§ **Exercise materials**
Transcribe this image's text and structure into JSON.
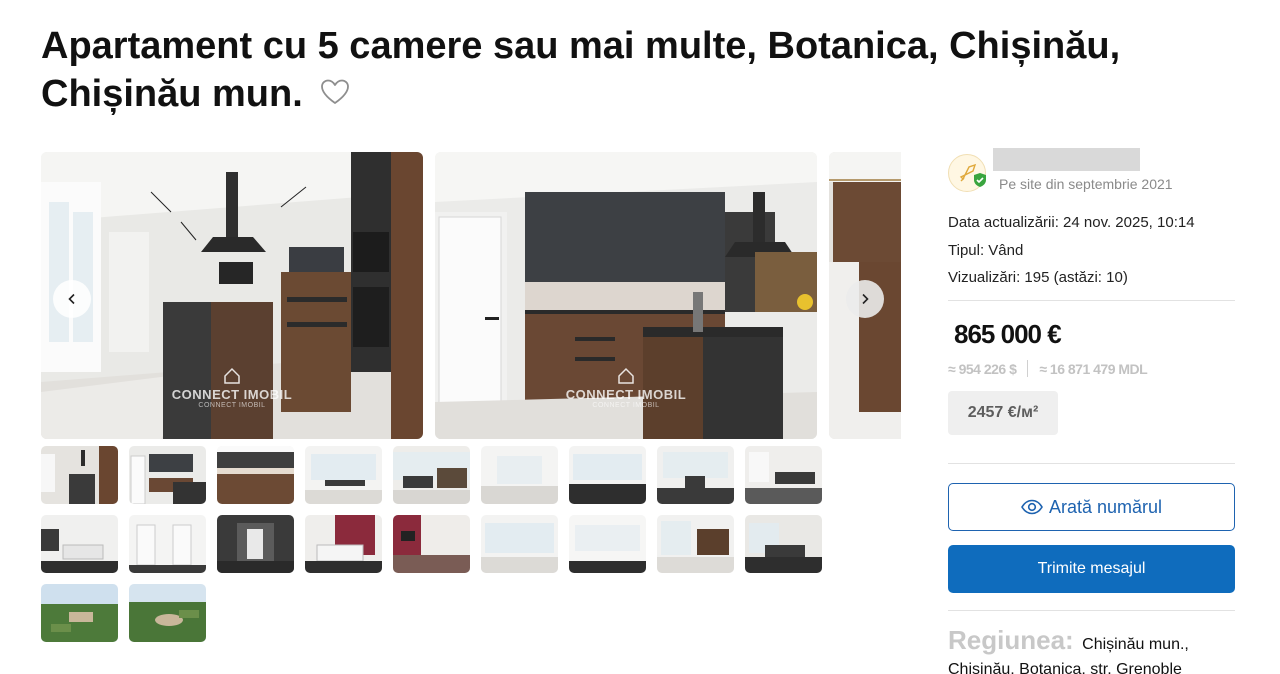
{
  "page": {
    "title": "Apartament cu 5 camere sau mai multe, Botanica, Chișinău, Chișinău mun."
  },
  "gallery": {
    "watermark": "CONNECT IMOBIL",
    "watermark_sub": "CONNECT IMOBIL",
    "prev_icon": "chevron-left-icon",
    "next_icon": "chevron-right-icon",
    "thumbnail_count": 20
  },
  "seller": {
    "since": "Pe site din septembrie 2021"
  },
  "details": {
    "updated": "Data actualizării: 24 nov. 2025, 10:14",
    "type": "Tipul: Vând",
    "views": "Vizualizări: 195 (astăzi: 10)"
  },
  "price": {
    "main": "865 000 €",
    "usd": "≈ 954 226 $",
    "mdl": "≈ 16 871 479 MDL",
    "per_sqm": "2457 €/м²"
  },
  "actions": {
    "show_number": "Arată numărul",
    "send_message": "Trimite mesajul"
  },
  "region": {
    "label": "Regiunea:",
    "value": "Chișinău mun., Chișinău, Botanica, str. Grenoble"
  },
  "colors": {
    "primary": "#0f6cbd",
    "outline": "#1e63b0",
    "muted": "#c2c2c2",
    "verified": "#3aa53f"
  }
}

---

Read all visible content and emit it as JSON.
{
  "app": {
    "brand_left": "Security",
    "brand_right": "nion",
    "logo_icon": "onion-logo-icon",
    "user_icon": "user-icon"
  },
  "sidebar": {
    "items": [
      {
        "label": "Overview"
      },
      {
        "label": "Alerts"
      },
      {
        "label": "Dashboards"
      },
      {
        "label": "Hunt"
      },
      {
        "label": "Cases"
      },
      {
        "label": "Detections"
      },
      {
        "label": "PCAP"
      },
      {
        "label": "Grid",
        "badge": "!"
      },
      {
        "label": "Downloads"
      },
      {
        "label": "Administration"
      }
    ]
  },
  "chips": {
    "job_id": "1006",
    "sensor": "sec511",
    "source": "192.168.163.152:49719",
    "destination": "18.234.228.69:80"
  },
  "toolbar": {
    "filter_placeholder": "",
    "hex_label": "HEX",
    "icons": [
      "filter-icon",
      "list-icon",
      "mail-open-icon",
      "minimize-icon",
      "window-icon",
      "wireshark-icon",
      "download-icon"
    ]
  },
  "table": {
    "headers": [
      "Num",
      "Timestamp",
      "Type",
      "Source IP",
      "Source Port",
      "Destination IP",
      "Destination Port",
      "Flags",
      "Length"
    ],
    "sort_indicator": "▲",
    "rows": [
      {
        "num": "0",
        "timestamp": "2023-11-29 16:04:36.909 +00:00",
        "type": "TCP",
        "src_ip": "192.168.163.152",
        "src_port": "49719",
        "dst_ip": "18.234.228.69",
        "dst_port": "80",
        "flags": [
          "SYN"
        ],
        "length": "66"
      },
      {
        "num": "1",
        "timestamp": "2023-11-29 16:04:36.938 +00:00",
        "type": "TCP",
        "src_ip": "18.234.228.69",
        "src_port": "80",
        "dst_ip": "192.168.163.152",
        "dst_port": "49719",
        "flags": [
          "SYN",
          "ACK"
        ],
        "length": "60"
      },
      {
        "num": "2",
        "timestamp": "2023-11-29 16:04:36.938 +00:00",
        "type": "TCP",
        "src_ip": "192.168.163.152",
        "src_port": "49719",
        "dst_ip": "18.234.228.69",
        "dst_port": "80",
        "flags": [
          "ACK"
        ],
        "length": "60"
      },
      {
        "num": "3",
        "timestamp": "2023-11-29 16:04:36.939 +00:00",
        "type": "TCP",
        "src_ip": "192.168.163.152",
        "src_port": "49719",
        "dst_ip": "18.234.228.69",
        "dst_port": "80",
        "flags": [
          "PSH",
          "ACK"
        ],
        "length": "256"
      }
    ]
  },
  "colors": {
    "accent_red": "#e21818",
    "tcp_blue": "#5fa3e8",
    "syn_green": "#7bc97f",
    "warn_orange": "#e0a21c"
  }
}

§ **To do**
From the data, collect all lines where the string "IMOBIL" appears.

§ **Answer**
    "watermark": "CONNECT IMOBIL",
    "watermark_sub": "CONNECT IMOBIL",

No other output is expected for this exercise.